# Prompt:
Below are records. Copy every line with "into" in it.

# Data supplied:
##############################

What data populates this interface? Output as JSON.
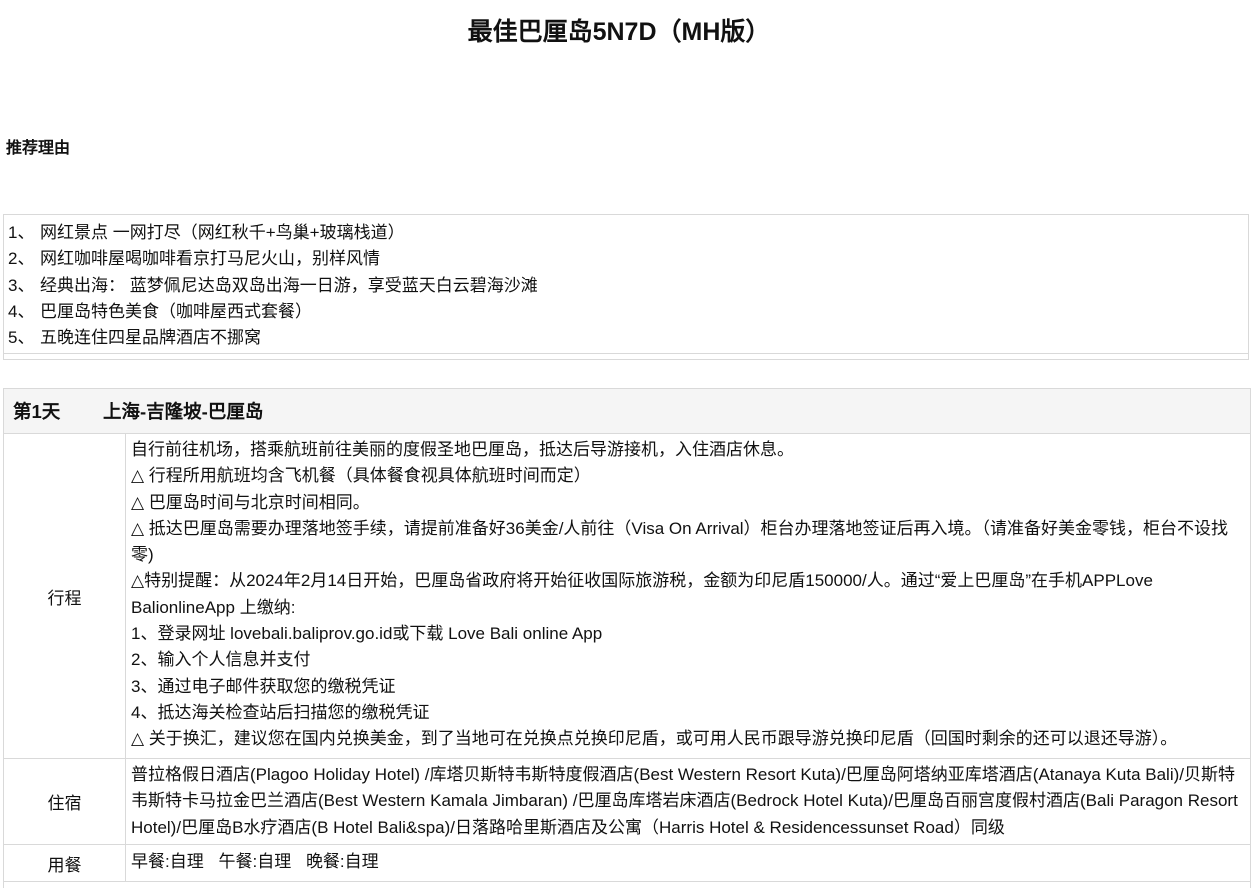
{
  "title": "最佳巴厘岛5N7D（MH版）",
  "recommend": {
    "heading": "推荐理由",
    "items": [
      {
        "num": "1、",
        "text": "网红景点 一网打尽（网红秋千+鸟巢+玻璃栈道）"
      },
      {
        "num": "2、",
        "text": "网红咖啡屋喝咖啡看京打马尼火山，别样风情"
      },
      {
        "num": "3、",
        "text": "经典出海： 蓝梦佩尼达岛双岛出海一日游，享受蓝天白云碧海沙滩"
      },
      {
        "num": "4、",
        "text": "巴厘岛特色美食（咖啡屋西式套餐）"
      },
      {
        "num": "5、",
        "text": "五晚连住四星品牌酒店不挪窝"
      }
    ]
  },
  "day1": {
    "day_label": "第1天",
    "route": "上海-吉隆坡-巴厘岛",
    "itinerary_label": "行程",
    "itinerary_lines": [
      "自行前往机场，搭乘航班前往美丽的度假圣地巴厘岛，抵达后导游接机，入住酒店休息。",
      "△ 行程所用航班均含飞机餐（具体餐食视具体航班时间而定）",
      "△ 巴厘岛时间与北京时间相同。",
      "△ 抵达巴厘岛需要办理落地签手续，请提前准备好36美金/人前往（Visa On Arrival）柜台办理落地签证后再入境。（请准备好美金零钱，柜台不设找零)",
      "△特别提醒：从2024年2月14日开始，巴厘岛省政府将开始征收国际旅游税，金额为印尼盾150000/人。通过“爱上巴厘岛”在手机APPLove BalionlineApp 上缴纳:",
      "1、登录网址 lovebali.baliprov.go.id或下载 Love Bali online App",
      "2、输入个人信息并支付",
      "3、通过电子邮件获取您的缴税凭证",
      "4、抵达海关检查站后扫描您的缴税凭证",
      "△ 关于换汇，建议您在国内兑换美金，到了当地可在兑换点兑换印尼盾，或可用人民币跟导游兑换印尼盾（回国时剩余的还可以退还导游）。"
    ],
    "hotel_label": "住宿",
    "hotel_text": "普拉格假日酒店(Plagoo Holiday Hotel) /库塔贝斯特韦斯特度假酒店(Best Western Resort Kuta)/巴厘岛阿塔纳亚库塔酒店(Atanaya Kuta Bali)/贝斯特韦斯特卡马拉金巴兰酒店(Best Western Kamala Jimbaran) /巴厘岛库塔岩床酒店(Bedrock Hotel Kuta)/巴厘岛百丽宫度假村酒店(Bali Paragon Resort Hotel)/巴厘岛B水疗酒店(B Hotel Bali&spa)/日落路哈里斯酒店及公寓（Harris Hotel & Residencessunset Road）同级",
    "meals_label": "用餐",
    "breakfast": "早餐:自理",
    "lunch": "午餐:自理",
    "dinner": "晚餐:自理"
  }
}
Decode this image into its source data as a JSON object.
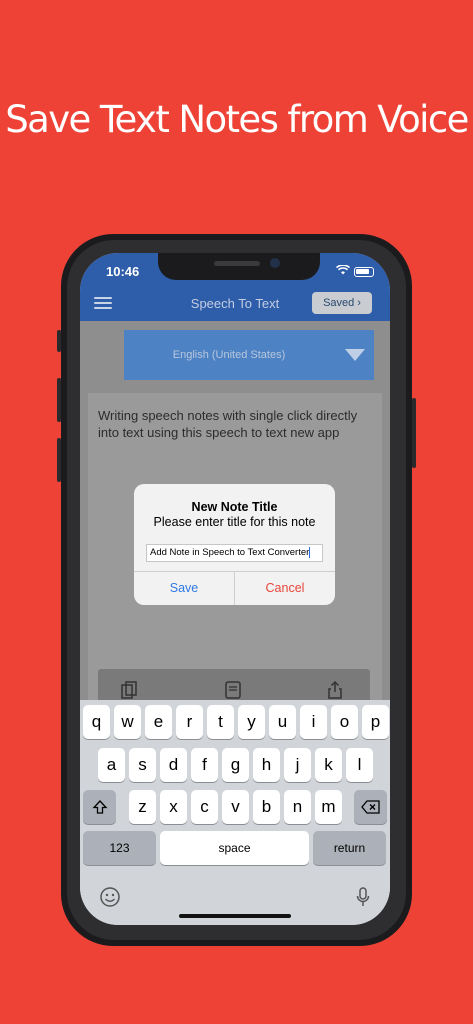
{
  "headline": "Save Text Notes from Voice",
  "status_bar": {
    "time": "10:46"
  },
  "navbar": {
    "title": "Speech To Text",
    "saved_label": "Saved",
    "saved_chevron": "›"
  },
  "language_select": {
    "selected": "English (United States)"
  },
  "note_text": "Writing speech notes with single click directly into text using this speech to text new app",
  "dialog": {
    "title": "New Note Title",
    "message": "Please enter title for this note",
    "input_value": "Add Note in Speech to Text Converter",
    "save_label": "Save",
    "cancel_label": "Cancel"
  },
  "keyboard": {
    "row1": [
      "q",
      "w",
      "e",
      "r",
      "t",
      "y",
      "u",
      "i",
      "o",
      "p"
    ],
    "row2": [
      "a",
      "s",
      "d",
      "f",
      "g",
      "h",
      "j",
      "k",
      "l"
    ],
    "row3": [
      "z",
      "x",
      "c",
      "v",
      "b",
      "n",
      "m"
    ],
    "numbers_label": "123",
    "space_label": "space",
    "return_label": "return"
  },
  "colors": {
    "background": "#ee4237",
    "navbar": "#2e5daa",
    "save": "#2f7ae5",
    "cancel": "#e8463b"
  }
}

##############################

# Written answer:
Decode this image into its source data as a JSON object.
  "note_text": "Writing speech notes with single click directly into text using this speech to text new app",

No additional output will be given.